** begin SUPPLIED RECORDS **

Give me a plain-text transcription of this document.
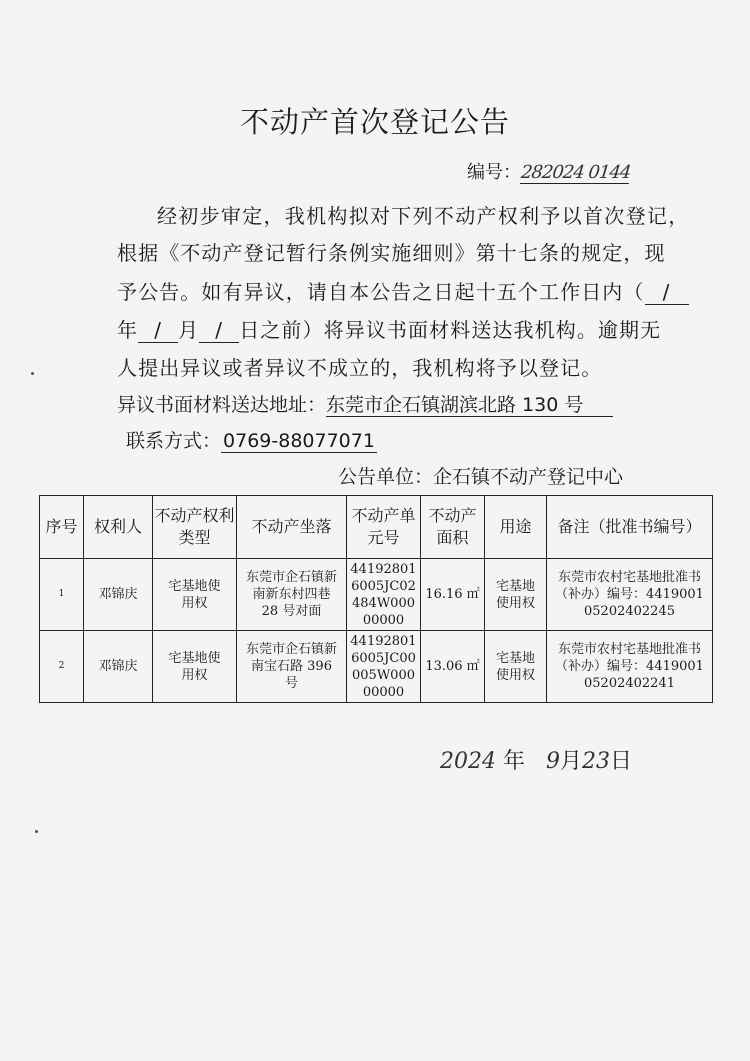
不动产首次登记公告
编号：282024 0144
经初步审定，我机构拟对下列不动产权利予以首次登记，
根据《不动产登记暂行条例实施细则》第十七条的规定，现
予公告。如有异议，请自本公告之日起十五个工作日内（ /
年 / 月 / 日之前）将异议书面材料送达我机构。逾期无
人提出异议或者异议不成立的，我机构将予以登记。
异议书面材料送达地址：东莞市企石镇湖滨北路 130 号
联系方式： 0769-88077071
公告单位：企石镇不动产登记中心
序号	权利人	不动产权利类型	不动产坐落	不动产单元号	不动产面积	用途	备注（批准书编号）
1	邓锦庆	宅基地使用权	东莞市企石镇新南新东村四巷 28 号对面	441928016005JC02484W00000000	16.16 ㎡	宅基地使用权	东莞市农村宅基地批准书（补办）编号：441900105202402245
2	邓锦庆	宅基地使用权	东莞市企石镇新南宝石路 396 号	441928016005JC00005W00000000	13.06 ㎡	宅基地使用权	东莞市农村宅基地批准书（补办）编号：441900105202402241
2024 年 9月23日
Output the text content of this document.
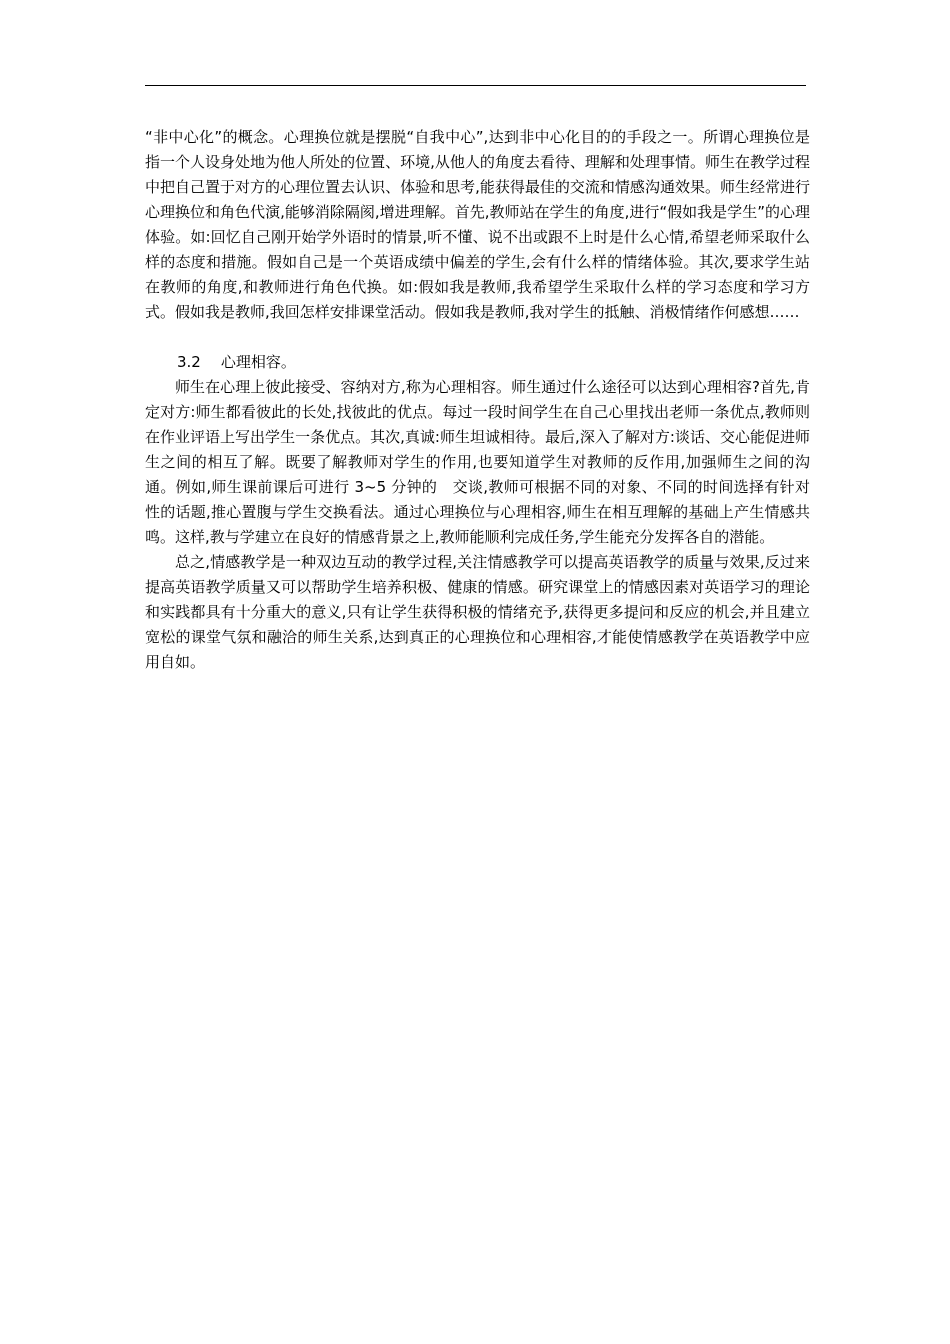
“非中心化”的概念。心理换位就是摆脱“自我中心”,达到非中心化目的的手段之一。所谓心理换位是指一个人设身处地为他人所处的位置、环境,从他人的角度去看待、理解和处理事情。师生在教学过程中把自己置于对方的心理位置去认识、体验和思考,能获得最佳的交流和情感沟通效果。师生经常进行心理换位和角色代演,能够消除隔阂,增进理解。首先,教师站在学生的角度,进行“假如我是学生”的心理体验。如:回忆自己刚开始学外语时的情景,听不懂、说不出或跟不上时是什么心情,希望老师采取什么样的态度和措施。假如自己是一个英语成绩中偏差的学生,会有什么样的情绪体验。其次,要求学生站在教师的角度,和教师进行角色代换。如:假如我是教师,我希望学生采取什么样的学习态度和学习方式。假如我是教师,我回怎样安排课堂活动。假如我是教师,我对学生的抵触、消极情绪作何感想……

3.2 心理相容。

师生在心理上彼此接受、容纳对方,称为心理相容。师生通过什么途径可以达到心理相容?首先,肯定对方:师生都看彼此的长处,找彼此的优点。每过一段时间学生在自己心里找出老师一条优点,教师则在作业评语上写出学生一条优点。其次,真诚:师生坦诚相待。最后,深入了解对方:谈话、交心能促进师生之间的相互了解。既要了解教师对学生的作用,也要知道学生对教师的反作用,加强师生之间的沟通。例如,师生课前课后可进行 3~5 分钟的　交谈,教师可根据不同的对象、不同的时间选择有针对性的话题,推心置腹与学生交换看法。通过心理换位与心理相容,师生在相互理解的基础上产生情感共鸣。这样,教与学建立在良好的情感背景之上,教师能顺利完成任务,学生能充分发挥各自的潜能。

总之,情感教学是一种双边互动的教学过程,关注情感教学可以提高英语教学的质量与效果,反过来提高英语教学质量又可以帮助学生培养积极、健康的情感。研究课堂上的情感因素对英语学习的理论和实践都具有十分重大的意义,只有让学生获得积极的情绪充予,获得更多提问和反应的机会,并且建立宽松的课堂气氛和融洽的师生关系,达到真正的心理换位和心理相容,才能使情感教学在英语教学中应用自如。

** end SUPPLIED RECORDS **
** begin SUPPLIED RECORDS **

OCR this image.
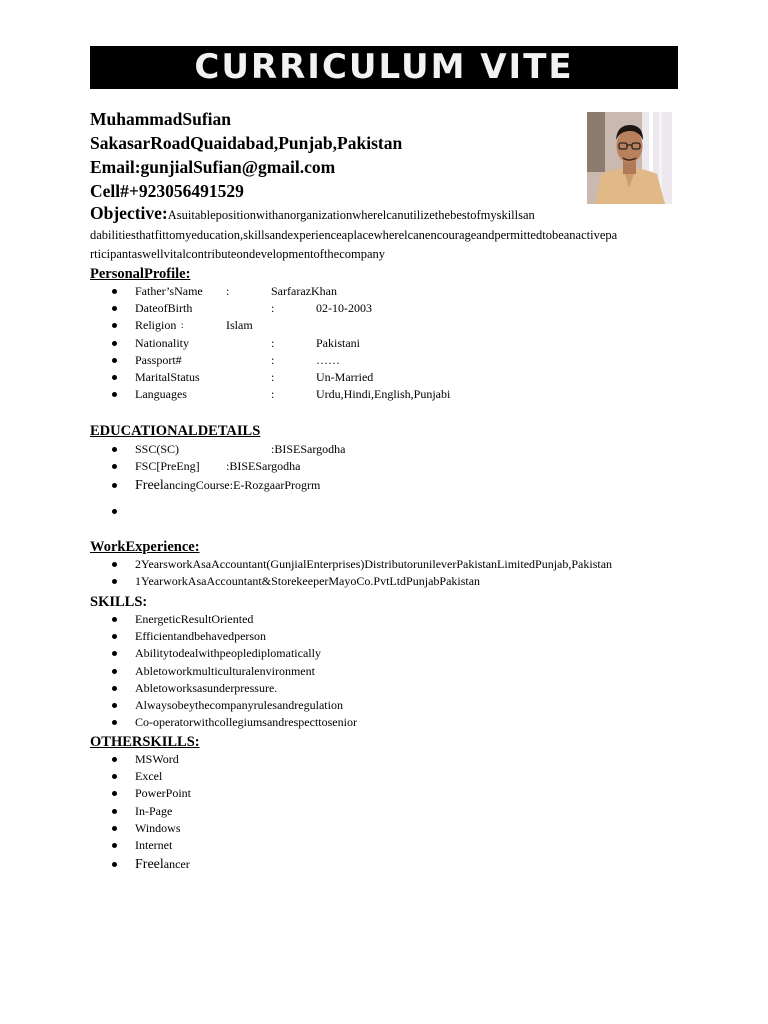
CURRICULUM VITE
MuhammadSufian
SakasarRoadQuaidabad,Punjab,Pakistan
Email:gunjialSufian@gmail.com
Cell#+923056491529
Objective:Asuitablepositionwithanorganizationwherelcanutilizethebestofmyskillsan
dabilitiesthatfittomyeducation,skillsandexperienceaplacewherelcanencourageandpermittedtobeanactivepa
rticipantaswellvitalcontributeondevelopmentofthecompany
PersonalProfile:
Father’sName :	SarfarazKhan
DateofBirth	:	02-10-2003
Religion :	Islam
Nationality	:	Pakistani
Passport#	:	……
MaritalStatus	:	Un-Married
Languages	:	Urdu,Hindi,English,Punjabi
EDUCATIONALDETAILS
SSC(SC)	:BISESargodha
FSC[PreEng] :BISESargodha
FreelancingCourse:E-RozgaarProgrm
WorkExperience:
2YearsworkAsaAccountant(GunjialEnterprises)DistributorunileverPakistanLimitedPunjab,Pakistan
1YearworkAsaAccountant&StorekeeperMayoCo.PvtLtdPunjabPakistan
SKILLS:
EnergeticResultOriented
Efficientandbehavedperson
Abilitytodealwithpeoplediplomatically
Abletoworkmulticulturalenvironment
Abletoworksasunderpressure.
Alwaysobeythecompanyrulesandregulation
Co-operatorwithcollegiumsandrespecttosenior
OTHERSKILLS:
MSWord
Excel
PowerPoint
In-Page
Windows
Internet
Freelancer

** end SUPPLIED RECORDS **

REQUEST ▸ Scan the lines for the string "this". Pick out every line that has it.

THE RESPONSE ▸
Give me a plain-text transcription of this document.
Output the text content of this document.
OCR this image.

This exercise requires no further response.